> [AIM OF THE EXERCISE]
Repeat the material exactly, every line of it.

Collected data

____

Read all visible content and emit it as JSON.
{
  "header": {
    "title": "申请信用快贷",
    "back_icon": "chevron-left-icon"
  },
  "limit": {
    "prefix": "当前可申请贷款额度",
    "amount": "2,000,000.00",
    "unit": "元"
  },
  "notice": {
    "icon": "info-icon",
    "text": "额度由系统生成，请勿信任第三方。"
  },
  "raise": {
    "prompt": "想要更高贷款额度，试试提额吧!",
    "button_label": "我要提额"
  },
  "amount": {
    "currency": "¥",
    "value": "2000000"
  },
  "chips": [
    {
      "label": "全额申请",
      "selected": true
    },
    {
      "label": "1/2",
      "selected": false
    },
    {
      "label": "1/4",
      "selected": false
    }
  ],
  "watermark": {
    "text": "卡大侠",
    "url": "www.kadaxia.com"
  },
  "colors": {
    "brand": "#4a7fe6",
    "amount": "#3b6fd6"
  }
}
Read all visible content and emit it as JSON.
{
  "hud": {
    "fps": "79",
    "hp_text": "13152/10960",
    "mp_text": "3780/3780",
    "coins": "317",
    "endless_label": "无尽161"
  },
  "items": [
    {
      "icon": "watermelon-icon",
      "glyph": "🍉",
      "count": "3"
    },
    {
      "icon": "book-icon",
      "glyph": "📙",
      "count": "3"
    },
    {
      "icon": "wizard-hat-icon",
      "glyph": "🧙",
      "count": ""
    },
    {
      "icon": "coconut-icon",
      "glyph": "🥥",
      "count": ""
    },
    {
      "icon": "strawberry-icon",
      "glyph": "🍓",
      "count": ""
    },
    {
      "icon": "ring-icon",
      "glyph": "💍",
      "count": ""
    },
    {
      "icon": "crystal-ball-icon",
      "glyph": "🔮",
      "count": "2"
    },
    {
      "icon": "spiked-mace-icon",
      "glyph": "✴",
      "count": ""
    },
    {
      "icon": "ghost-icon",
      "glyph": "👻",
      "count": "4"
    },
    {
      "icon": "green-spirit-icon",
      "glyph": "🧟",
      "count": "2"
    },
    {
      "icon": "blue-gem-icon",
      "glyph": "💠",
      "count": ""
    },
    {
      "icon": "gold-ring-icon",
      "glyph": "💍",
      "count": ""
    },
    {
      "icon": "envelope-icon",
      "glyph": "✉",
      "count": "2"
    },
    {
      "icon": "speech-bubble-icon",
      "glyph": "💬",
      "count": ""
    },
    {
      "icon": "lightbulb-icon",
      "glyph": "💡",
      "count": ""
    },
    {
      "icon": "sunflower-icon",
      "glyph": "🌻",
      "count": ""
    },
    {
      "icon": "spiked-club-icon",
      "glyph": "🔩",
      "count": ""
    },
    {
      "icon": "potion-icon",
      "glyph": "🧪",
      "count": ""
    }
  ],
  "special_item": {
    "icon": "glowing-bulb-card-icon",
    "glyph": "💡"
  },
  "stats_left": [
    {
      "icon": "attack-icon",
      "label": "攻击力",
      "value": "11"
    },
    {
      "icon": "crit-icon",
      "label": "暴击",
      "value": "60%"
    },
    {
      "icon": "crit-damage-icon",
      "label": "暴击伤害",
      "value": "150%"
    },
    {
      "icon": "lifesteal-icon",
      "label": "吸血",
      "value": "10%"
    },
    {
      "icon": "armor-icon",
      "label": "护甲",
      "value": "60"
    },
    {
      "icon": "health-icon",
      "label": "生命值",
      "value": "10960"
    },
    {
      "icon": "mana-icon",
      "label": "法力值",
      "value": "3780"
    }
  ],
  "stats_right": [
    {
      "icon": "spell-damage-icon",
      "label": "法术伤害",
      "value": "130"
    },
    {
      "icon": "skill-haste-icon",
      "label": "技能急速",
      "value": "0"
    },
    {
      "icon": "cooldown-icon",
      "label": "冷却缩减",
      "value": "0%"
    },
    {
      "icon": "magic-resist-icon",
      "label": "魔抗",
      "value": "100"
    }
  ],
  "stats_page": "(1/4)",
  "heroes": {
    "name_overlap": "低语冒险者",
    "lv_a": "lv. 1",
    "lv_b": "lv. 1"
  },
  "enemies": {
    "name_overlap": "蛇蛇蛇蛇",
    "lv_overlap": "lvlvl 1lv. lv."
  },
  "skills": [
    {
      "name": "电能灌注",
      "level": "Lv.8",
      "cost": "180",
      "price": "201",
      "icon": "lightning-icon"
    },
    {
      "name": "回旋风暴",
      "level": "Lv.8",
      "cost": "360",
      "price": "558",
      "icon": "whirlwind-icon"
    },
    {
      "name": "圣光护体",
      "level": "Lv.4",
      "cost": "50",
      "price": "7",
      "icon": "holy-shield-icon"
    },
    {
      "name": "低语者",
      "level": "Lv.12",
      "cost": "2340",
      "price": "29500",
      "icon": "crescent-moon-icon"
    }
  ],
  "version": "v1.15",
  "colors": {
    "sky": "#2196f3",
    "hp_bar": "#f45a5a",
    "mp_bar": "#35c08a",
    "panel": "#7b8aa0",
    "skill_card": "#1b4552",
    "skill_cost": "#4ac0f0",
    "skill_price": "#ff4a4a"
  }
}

____

> [ANSWER TO THIS TASK]
Read all visible content and emit it as JSON.
{
  "header": {
    "title": "申请信用快贷",
    "back_icon": "chevron-left-icon"
  },
  "limit": {
    "prefix": "当前可申请贷款额度",
    "amount": "2,000,000.00",
    "unit": "元"
  },
  "notice": {
    "icon": "info-icon",
    "text": "额度由系统生成，请勿信任第三方。"
  },
  "raise": {
    "prompt": "想要更高贷款额度，试试提额吧!",
    "button_label": "我要提额"
  },
  "amount": {
    "currency": "¥",
    "value": "2000000"
  },
  "chips": [
    {
      "label": "全额申请",
      "selected": true
    },
    {
      "label": "1/2",
      "selected": false
    },
    {
      "label": "1/4",
      "selected": false
    }
  ],
  "watermark": {
    "text": "卡大侠",
    "url": "www.kadaxia.com"
  },
  "colors": {
    "brand": "#4a7fe6",
    "amount": "#3b6fd6"
  }
}
Read all visible content and emit it as JSON.
{
  "hud": {
    "fps": "79",
    "hp_text": "13152/10960",
    "mp_text": "3780/3780",
    "coins": "317",
    "endless_label": "无尽161"
  },
  "items": [
    {
      "icon": "watermelon-icon",
      "glyph": "🍉",
      "count": "3"
    },
    {
      "icon": "book-icon",
      "glyph": "📙",
      "count": "3"
    },
    {
      "icon": "wizard-hat-icon",
      "glyph": "🧙",
      "count": ""
    },
    {
      "icon": "coconut-icon",
      "glyph": "🥥",
      "count": ""
    },
    {
      "icon": "strawberry-icon",
      "glyph": "🍓",
      "count": ""
    },
    {
      "icon": "ring-icon",
      "glyph": "💍",
      "count": ""
    },
    {
      "icon": "crystal-ball-icon",
      "glyph": "🔮",
      "count": "2"
    },
    {
      "icon": "spiked-mace-icon",
      "glyph": "✴",
      "count": ""
    },
    {
      "icon": "ghost-icon",
      "glyph": "👻",
      "count": "4"
    },
    {
      "icon": "green-spirit-icon",
      "glyph": "🧟",
      "count": "2"
    },
    {
      "icon": "blue-gem-icon",
      "glyph": "💠",
      "count": ""
    },
    {
      "icon": "gold-ring-icon",
      "glyph": "💍",
      "count": ""
    },
    {
      "icon": "envelope-icon",
      "glyph": "✉",
      "count": "2"
    },
    {
      "icon": "speech-bubble-icon",
      "glyph": "💬",
      "count": ""
    },
    {
      "icon": "lightbulb-icon",
      "glyph": "💡",
      "count": ""
    },
    {
      "icon": "sunflower-icon",
      "glyph": "🌻",
      "count": ""
    },
    {
      "icon": "spiked-club-icon",
      "glyph": "🔩",
      "count": ""
    },
    {
      "icon": "potion-icon",
      "glyph": "🧪",
      "count": ""
    }
  ],
  "special_item": {
    "icon": "glowing-bulb-card-icon",
    "glyph": "💡"
  },
  "stats_left": [
    {
      "icon": "attack-icon",
      "label": "攻击力",
      "value": "11"
    },
    {
      "icon": "crit-icon",
      "label": "暴击",
      "value": "60%"
    },
    {
      "icon": "crit-damage-icon",
      "label": "暴击伤害",
      "value": "150%"
    },
    {
      "icon": "lifesteal-icon",
      "label": "吸血",
      "value": "10%"
    },
    {
      "icon": "armor-icon",
      "label": "护甲",
      "value": "60"
    },
    {
      "icon": "health-icon",
      "label": "生命值",
      "value": "10960"
    },
    {
      "icon": "mana-icon",
      "label": "法力值",
      "value": "3780"
    }
  ],
  "stats_right": [
    {
      "icon": "spell-damage-icon",
      "label": "法术伤害",
      "value": "130"
    },
    {
      "icon": "skill-haste-icon",
      "label": "技能急速",
      "value": "0"
    },
    {
      "icon": "cooldown-icon",
      "label": "冷却缩减",
      "value": "0%"
    },
    {
      "icon": "magic-resist-icon",
      "label": "魔抗",
      "value": "100"
    }
  ],
  "stats_page": "(1/4)",
  "heroes": {
    "name_overlap": "低语冒险者",
    "lv_a": "lv. 1",
    "lv_b": "lv. 1"
  },
  "enemies": {
    "name_overlap": "蛇蛇蛇蛇",
    "lv_overlap": "lvlvl 1lv. lv."
  },
  "skills": [
    {
      "name": "电能灌注",
      "level": "Lv.8",
      "cost": "180",
      "price": "201",
      "icon": "lightning-icon"
    },
    {
      "name": "回旋风暴",
      "level": "Lv.8",
      "cost": "360",
      "price": "558",
      "icon": "whirlwind-icon"
    },
    {
      "name": "圣光护体",
      "level": "Lv.4",
      "cost": "50",
      "price": "7",
      "icon": "holy-shield-icon"
    },
    {
      "name": "低语者",
      "level": "Lv.12",
      "cost": "2340",
      "price": "29500",
      "icon": "crescent-moon-icon"
    }
  ],
  "version": "v1.15",
  "colors": {
    "sky": "#2196f3",
    "hp_bar": "#f45a5a",
    "mp_bar": "#35c08a",
    "panel": "#7b8aa0",
    "skill_card": "#1b4552",
    "skill_cost": "#4ac0f0",
    "skill_price": "#ff4a4a"
  }
}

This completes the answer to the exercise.